O ministro Gilmar Mendes, do Supremo Tribunal Federal (STF), concedeu prazo de 48 horas para que o Governo de Santa Catarina e a Assembleia Legislativa (Alesc) prestem esclarecimentos sobre a lei estadual que proíbe cotas raciais para ingresso em universidades que recebem recursos do Estado. Relator do caso, o ministro apontou urgência diante da existência de processos seletivos em andamento que podem ser afetados pela nova norma.
A Lei nº 19.722/2026 foi aprovada pela Alesc em dezembro e sancionada pelo governador Jorginho Mello na última sexta-feira (23). Desde então, a legislação passou a ser contestada judicialmente por partidos como PSOL e PT, além de entidades como a OAB, a UNE, a Coalizão Negra por Direitos e a Educafro.
O texto proíbe universidades estaduais e outras instituições financiadas pelo Estado de adotarem cotas raciais ou ações afirmativas, tanto para estudantes quanto para servidores e professores, prevendo multa de R$ 100 mil por edital e corte de repasses públicos em caso de descumprimento.
O que a lei permite e o que não muda
Apesar da proibição, a norma admite exceções, como reserva de vagas por critérios econômicos, para pessoas com deficiência e estudantes da rede pública estadual. A lei não se aplica a universidades federais, como a UFSC, que seguem a Lei Federal de Cotas.
........
Perguntas a responder
1. Segundo o texto sobre a lei de cotas de Santa Catarina, qual é o valor da multa prevista por edital em caso de descumprimento?
2. Transcreva do texto sobre a lei de cotas de Santa Catarina o trecho entre "O que a lei" e "Federal de Cotas.", incluindo ambos.

(Itens listados em um conjunto de dados)
........
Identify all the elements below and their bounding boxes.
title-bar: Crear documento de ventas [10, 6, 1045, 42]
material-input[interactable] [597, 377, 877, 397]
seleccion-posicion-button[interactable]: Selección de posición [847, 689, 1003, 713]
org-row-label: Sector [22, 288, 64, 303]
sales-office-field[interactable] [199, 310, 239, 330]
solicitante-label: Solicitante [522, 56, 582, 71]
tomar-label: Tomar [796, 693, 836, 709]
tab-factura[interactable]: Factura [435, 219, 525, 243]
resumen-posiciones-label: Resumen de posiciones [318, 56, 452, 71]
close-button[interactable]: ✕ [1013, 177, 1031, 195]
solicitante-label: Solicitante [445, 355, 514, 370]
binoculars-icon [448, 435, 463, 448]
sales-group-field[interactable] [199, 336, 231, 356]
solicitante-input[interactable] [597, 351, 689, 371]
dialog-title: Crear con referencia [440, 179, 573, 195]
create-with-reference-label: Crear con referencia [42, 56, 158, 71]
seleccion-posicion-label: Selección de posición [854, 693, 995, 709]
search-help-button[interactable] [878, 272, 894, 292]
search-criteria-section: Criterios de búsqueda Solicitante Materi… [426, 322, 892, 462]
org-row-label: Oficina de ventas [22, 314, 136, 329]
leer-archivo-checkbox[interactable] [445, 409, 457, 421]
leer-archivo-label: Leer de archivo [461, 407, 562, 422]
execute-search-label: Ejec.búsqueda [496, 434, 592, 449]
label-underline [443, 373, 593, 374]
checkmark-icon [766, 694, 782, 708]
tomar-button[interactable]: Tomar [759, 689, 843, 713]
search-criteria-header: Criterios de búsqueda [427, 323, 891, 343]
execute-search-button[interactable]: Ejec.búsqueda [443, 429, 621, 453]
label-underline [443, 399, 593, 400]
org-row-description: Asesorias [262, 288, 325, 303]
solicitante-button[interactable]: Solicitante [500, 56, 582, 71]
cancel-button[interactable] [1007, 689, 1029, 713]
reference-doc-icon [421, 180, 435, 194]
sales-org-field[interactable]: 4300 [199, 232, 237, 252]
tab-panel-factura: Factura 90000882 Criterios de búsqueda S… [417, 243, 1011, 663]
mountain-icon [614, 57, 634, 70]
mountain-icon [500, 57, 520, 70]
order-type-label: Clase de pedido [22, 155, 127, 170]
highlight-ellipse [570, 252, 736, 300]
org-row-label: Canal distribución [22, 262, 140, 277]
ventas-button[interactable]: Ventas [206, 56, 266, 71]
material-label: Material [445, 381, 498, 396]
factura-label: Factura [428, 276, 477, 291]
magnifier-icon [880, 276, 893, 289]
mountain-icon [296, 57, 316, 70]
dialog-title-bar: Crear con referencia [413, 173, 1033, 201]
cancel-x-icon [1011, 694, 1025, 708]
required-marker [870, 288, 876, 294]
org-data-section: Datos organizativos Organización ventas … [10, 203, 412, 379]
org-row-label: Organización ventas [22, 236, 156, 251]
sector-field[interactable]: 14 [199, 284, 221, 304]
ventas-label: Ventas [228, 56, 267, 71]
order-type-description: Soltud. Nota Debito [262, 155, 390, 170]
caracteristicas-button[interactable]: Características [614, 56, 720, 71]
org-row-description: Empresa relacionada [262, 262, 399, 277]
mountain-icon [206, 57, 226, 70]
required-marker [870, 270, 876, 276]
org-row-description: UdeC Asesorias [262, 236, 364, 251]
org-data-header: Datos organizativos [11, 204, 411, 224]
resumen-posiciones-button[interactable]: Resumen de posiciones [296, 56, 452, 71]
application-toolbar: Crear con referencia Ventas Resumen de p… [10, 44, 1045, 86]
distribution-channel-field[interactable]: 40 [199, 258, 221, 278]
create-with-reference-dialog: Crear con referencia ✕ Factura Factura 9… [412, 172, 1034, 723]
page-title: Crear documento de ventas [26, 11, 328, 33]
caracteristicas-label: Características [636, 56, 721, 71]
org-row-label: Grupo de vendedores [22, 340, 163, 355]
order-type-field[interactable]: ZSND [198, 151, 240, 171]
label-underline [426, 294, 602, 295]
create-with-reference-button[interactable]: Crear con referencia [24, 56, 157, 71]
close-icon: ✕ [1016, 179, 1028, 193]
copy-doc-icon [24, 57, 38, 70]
........
Resultados do exercício
1. R$ 100 mil por edital.

2.
O que a lei permite e o que não muda
Apesar da proibição, a norma admite exceções, como reserva de vagas por critérios econômicos, para pessoas com deficiência e estudantes da rede pública estadual. A lei não se aplica a universidades federais, como a UFSC, que seguem a Lei Federal de Cotas.